__Exercise__
Only a number is wanted. Count the lines holding the string "color".

═══ Supplied material

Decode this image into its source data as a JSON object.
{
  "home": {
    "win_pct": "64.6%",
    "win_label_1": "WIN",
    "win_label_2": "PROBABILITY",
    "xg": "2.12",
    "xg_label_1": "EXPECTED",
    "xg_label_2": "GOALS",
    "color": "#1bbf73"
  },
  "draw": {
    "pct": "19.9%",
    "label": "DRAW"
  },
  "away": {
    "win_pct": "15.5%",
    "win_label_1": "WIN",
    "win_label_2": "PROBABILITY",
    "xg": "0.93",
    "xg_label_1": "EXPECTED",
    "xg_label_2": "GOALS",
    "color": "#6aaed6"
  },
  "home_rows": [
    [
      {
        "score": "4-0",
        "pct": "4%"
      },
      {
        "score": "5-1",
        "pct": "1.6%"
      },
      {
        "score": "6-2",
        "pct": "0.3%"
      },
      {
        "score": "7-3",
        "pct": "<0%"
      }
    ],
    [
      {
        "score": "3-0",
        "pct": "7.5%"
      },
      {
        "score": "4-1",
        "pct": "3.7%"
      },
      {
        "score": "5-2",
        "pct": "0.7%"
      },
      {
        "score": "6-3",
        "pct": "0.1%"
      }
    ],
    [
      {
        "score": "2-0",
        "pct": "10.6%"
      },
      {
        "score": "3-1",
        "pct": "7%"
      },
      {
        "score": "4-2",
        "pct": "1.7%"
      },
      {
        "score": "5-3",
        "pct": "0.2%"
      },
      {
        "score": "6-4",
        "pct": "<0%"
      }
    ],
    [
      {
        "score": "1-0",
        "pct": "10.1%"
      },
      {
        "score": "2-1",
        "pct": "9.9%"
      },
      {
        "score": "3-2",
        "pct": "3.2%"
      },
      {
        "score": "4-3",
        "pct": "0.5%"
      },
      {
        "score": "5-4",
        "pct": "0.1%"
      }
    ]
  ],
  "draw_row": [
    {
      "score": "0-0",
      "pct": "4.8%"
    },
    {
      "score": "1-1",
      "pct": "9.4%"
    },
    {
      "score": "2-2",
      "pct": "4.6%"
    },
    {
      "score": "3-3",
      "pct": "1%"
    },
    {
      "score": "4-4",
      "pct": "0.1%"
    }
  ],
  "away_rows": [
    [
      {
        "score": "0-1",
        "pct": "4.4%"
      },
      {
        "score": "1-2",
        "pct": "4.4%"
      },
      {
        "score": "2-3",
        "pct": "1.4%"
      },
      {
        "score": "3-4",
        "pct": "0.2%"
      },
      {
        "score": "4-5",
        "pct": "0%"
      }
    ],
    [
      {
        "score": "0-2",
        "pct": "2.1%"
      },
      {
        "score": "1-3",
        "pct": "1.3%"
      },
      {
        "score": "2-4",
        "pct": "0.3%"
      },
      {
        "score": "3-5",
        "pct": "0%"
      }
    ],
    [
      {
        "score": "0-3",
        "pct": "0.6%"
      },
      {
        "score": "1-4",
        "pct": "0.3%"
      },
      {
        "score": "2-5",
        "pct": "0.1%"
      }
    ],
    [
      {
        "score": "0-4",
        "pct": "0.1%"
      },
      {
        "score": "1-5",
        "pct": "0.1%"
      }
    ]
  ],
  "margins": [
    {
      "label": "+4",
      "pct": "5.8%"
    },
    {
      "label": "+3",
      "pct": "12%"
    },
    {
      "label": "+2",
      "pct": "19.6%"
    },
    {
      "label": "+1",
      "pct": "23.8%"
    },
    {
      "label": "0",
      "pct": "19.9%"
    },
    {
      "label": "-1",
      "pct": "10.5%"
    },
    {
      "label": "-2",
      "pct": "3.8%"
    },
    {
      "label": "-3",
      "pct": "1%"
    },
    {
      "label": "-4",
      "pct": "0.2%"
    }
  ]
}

══════
═══ Supplied material

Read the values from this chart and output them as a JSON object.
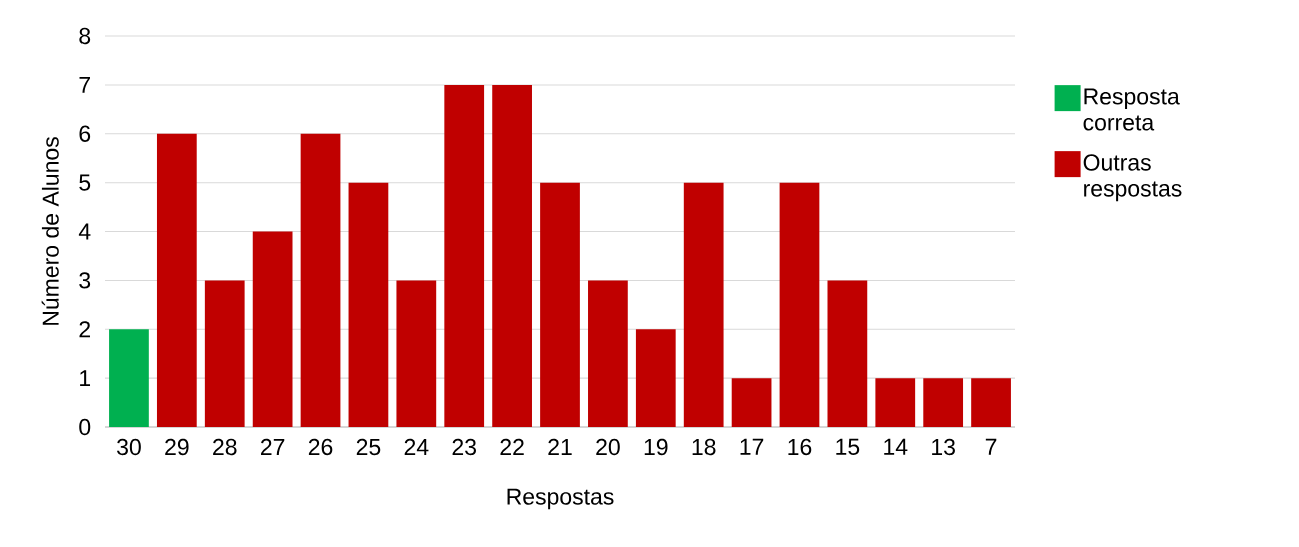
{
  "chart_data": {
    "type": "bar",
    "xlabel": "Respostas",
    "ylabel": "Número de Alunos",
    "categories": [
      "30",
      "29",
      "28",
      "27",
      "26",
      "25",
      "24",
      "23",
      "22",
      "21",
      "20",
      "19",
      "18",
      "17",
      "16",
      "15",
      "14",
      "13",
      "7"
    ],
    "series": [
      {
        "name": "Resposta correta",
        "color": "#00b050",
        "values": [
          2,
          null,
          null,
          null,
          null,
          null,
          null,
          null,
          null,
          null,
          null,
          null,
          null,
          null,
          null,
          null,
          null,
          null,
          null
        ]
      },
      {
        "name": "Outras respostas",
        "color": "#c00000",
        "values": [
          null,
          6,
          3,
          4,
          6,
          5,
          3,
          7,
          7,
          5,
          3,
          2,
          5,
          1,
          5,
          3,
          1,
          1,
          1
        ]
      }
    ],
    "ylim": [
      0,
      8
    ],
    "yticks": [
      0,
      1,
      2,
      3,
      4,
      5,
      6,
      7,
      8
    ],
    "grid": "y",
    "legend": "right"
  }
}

══════

__Solution to this exercise__
4